:: Task instructions ::
The records below must be duplicated exactly, character for character.

####################

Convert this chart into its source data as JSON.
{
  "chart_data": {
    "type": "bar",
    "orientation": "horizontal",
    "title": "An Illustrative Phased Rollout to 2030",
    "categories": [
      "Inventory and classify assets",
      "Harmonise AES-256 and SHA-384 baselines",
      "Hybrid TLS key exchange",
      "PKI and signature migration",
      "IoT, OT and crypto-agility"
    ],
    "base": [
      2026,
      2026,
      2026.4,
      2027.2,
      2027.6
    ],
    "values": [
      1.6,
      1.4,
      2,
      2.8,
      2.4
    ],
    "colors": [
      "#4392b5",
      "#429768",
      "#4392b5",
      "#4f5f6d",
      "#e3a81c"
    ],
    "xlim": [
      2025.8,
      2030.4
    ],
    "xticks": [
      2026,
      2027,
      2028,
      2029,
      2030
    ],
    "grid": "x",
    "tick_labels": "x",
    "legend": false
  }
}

####################

:: Result for this task ::
Convert this chart into its source data as JSON.
{
  "chart_data": {
    "type": "bar",
    "orientation": "horizontal",
    "title": "An Illustrative Phased Rollout to 2030",
    "categories": [
      "Inventory and classify assets",
      "Harmonise AES-256 and SHA-384 baselines",
      "Hybrid TLS key exchange",
      "PKI and signature migration",
      "IoT, OT and crypto-agility"
    ],
    "base": [
      2026,
      2026,
      2026.4,
      2027.2,
      2027.6
    ],
    "values": [
      1.6,
      1.4,
      2,
      2.8,
      2.4
    ],
    "colors": [
      "#4392b5",
      "#429768",
      "#4392b5",
      "#4f5f6d",
      "#e3a81c"
    ],
    "xlim": [
      2025.8,
      2030.4
    ],
    "xticks": [
      2026,
      2027,
      2028,
      2029,
      2030
    ],
    "grid": "x",
    "tick_labels": "x",
    "legend": false
  }
}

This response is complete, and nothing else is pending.